The multicomponent fusion protein vaccine contains no live bacteria, no S. equi DNA and the antigens within the vaccine do not include SEQ2190 or SeM. During the vaccination/challenge experiments, none of the 44 vaccinated ponies tested positive by quantitative PCR or iELISA prior to experimental challenge (Robinson et al, 2020). Therefore, it is possible for this vaccine to be used alongside conventional strategies of biosecurity and diagnostic testing, providing new opportunities for the prevention of strangles.
Conclusions
Strangles remains an endemic disease of horses with only the geographically isolated population of horses in Iceland remaining free of infection. The completion of the S. equi genome sequence facilitated the development of more sensitive and specific diagnostic assays and their use alongside biosecurity measures can reduce the risk of new outbreaks. However, further research to develop more sensitive assays for the detection of long-term persistently infected horses is warranted. Vaccination of horses provides another tool that can reduce the number of horses that become infected and the severity of their disease. The application of knowledge gained from genome sequencing of S. equi, so-called reverse vaccination, has led to the development of a multi-component fusion protein vaccine that can be administered via intramuscular injection. The vaccine did not trigger diagnostic tests for S. equi and protected up to 94% of ponies from the development of fever and lymph node abscesses at 2 weeks after a third dose. Further studies are required to determine if the reduced number of lymph node abscesses in vaccinated animals leads to a reduction in the number of horses that experience complications or become persistently infected. The application of vaccines alongside effective biosecurity and diagnostic testing has the potential to eliminate strangles from properties, opening up the possibility of other nations to rid themselves of this equine scourge.
KEY POINTS
- Isolating horses with early signs of strangles, such as fever, can reduce the number of horses affected and the severity of disease in an outbreak.
- Identifying and treating carriers carriers can prevent recurrent disease and transmission of Streptococcus equi to other populations of horses.
- Polymerase chain reaction testing facilitates rapid diagnosis of infection.
- Serological screening of horses can identify those exposed to S. equi during an outbreak, which may have become persistently infected.
- Vaccination can reduce the number of affected horses and the severity of ensuing disease.
- The application of vaccination alongside biosecurity and diagnostic testing strategies has the potential to finally unsaddle S. equi.

- **The problem**: Write out the part of the strangles text that begins at the words "The multicomponent fusion" and stops after the words "prevention of strangles.". The records are separate from the strangles text and have no connection to it.

- **Provided material**:
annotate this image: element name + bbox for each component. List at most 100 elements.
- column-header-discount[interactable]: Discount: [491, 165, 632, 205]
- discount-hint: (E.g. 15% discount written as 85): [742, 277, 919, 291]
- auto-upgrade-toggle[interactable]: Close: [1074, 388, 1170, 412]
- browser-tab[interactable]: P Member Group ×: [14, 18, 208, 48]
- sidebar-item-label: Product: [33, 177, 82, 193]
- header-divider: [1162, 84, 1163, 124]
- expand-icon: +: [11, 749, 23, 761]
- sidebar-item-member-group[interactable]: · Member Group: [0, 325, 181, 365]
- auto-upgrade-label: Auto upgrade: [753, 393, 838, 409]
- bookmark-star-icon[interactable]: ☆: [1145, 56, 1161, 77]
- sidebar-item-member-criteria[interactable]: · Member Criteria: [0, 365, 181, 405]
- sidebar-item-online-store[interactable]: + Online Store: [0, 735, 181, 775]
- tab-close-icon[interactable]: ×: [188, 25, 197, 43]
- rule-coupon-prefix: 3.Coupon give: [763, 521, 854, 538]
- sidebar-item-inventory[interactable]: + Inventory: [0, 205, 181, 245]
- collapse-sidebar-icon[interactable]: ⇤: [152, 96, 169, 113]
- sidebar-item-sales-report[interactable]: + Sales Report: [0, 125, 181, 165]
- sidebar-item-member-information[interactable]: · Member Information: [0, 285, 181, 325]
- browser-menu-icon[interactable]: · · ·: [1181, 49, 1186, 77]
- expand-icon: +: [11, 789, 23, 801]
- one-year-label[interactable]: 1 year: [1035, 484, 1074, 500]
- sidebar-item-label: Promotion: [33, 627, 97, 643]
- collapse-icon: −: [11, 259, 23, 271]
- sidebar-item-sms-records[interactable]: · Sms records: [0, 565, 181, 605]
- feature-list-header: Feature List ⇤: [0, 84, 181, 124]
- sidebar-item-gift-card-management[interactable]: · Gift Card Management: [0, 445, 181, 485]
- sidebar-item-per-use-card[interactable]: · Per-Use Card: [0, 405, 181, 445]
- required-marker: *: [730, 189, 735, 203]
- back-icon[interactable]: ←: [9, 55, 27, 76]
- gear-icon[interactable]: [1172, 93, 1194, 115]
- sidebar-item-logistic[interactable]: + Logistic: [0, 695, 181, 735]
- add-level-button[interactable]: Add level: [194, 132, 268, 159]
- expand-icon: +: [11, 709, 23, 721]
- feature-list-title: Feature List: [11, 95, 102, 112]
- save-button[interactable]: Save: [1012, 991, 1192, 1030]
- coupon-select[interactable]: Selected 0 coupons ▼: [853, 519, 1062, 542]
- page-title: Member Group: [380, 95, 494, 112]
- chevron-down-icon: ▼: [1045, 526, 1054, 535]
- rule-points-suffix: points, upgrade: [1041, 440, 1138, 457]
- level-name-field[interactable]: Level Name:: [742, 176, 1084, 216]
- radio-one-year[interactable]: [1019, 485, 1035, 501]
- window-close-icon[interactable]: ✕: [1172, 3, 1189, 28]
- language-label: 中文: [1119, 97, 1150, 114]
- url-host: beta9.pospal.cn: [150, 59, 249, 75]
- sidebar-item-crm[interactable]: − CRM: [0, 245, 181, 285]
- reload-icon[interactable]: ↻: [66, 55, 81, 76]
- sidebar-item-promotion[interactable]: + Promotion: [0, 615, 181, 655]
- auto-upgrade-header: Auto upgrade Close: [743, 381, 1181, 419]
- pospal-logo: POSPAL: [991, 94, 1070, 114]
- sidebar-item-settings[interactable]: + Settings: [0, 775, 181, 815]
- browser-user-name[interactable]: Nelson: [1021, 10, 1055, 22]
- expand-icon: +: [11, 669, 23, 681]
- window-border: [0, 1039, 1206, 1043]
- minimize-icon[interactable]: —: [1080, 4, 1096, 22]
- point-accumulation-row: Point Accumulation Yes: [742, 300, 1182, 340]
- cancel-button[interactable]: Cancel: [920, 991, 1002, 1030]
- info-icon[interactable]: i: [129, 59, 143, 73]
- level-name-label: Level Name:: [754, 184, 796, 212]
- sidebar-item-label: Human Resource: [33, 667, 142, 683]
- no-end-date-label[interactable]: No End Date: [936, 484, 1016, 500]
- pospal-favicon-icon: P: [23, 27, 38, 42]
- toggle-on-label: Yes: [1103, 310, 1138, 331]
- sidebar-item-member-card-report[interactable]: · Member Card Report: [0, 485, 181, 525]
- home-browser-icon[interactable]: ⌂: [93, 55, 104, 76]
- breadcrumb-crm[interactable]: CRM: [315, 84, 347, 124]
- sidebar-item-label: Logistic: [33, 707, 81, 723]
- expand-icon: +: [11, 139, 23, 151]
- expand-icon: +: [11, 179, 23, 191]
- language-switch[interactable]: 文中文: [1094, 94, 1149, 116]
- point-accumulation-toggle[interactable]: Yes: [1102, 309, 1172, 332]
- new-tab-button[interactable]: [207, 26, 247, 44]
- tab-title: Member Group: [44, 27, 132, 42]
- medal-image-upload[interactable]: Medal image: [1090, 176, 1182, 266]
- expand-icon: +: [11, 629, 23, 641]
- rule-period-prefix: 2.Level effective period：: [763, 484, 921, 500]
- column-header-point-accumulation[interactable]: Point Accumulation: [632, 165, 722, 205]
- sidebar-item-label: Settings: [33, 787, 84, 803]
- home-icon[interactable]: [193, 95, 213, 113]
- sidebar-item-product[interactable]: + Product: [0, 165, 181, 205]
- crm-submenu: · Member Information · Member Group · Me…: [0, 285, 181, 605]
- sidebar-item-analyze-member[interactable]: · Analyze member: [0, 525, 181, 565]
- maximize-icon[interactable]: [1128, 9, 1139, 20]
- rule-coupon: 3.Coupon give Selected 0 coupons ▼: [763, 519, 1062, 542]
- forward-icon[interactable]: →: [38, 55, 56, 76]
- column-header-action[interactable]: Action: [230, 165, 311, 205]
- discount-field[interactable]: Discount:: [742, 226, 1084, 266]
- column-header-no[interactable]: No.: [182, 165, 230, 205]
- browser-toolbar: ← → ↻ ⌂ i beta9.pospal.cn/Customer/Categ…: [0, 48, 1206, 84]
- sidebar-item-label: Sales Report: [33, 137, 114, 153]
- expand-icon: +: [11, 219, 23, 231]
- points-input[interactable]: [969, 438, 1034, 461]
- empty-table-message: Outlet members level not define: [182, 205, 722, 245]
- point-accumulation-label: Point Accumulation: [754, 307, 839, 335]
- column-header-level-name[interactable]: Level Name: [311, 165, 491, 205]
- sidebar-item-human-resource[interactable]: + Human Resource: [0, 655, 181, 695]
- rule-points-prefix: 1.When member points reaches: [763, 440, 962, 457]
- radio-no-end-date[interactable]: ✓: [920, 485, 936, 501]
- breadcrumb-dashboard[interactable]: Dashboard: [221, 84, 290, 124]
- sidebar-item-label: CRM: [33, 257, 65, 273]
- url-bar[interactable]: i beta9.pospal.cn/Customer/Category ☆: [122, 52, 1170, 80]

- **Exercise solution**:
The multicomponent fusion protein vaccine contains no live bacteria, no S. equi DNA and the antigens within the vaccine do not include SEQ2190 or SeM. During the vaccination/challenge experiments, none of the 44 vaccinated ponies tested positive by quantitative PCR or iELISA prior to experimental challenge (Robinson et al, 2020). Therefore, it is possible for this vaccine to be used alongside conventional strategies of biosecurity and diagnostic testing, providing new opportunities for the prevention of strangles.